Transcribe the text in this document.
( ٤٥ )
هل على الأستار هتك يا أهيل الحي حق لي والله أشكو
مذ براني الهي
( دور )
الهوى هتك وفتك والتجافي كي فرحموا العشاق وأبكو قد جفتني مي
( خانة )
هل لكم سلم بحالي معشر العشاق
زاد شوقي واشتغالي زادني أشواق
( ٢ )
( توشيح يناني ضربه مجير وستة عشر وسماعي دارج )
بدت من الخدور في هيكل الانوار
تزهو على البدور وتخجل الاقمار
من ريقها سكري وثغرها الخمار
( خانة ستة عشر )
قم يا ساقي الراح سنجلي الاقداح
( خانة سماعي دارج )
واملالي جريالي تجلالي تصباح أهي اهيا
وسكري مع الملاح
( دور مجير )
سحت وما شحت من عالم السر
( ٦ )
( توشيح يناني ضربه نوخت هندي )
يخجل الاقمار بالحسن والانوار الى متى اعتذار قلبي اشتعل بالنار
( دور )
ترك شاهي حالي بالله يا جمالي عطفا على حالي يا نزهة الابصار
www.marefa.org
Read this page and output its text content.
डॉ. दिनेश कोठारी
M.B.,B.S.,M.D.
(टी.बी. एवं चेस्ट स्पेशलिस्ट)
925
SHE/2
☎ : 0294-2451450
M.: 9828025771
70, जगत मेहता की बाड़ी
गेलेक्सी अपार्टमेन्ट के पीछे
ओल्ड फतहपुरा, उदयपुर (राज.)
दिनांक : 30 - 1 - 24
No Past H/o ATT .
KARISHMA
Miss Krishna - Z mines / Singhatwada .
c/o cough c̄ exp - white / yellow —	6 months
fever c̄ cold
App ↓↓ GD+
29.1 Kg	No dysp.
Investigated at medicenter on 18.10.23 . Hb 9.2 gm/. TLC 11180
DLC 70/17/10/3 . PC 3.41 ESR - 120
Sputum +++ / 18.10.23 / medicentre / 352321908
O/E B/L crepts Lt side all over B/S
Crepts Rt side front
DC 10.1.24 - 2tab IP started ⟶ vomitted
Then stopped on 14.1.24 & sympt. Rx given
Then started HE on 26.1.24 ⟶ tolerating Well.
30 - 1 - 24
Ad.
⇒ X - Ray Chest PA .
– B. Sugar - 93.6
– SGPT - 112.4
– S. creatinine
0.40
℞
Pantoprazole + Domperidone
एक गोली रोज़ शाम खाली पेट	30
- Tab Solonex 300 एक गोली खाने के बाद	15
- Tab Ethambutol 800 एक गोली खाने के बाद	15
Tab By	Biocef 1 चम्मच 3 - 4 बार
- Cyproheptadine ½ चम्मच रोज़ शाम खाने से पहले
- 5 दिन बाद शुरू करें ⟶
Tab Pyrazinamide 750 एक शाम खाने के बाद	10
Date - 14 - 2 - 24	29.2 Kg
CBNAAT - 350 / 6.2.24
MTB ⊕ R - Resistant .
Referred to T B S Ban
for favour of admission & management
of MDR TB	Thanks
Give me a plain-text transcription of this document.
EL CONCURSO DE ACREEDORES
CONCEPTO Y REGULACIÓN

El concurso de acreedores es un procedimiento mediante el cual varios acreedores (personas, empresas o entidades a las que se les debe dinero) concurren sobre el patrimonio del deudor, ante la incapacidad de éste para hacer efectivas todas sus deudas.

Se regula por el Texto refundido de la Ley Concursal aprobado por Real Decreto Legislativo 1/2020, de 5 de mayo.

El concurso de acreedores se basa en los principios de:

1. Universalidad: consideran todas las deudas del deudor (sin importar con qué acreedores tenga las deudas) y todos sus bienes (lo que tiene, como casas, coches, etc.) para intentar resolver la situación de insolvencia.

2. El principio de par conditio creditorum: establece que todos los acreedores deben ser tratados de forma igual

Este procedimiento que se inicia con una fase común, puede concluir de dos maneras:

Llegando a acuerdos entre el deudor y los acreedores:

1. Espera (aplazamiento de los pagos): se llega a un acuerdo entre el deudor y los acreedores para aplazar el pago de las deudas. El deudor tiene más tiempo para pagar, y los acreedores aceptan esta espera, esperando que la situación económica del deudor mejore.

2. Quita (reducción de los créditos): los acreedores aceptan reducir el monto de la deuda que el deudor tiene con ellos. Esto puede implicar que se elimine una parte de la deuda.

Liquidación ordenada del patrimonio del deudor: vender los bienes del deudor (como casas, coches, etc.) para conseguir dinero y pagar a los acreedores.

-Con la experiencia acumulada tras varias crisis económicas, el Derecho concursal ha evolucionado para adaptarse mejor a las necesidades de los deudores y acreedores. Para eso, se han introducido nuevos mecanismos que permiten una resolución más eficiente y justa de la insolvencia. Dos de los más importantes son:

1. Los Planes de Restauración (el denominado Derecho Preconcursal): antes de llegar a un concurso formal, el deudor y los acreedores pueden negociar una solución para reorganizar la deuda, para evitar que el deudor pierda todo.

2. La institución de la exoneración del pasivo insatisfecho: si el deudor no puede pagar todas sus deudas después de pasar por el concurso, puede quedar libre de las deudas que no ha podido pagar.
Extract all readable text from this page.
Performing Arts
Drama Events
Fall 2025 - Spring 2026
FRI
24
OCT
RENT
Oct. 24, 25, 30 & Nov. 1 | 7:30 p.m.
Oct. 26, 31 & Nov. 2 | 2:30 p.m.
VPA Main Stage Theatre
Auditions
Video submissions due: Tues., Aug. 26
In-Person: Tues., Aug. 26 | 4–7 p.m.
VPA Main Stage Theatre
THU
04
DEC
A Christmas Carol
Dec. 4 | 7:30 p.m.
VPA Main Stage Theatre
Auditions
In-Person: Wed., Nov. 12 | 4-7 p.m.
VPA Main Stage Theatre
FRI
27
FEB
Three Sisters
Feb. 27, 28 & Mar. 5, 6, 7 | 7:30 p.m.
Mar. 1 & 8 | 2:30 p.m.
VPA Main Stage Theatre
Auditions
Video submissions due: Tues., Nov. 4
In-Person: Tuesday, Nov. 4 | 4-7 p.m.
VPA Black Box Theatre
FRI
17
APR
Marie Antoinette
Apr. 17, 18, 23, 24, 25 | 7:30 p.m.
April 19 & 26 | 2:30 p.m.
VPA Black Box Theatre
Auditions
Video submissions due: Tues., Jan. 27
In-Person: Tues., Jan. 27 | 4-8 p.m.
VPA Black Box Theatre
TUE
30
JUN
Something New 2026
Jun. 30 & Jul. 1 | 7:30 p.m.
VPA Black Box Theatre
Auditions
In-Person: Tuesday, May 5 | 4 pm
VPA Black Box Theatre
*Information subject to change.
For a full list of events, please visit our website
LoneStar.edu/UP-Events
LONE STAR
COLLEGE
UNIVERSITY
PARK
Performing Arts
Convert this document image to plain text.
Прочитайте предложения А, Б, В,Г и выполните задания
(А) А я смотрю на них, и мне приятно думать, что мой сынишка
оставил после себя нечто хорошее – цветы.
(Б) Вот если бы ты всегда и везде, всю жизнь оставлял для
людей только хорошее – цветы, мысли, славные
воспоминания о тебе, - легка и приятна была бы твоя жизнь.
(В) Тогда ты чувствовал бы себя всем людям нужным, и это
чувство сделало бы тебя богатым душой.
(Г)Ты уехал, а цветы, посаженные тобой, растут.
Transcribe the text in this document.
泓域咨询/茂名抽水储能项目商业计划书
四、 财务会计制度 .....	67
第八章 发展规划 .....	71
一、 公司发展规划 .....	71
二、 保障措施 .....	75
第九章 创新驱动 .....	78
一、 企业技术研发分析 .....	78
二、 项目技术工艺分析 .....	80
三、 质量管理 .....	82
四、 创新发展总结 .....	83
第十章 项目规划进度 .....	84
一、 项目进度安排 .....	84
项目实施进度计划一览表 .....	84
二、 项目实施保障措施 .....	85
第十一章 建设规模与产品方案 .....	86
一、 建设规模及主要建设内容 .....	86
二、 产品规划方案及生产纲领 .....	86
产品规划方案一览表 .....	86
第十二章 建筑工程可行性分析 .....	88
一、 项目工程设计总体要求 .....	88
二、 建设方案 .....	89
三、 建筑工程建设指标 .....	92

--- --- ---

Using the listing above, pick out each line that contains the word "started", then copy it.

• RESULT OF THE EXERCISE:
DC 10.1.24 - 2tab IP started ⟶ vomitted
Then started HE on 26.1.24 ⟶ tolerating Well.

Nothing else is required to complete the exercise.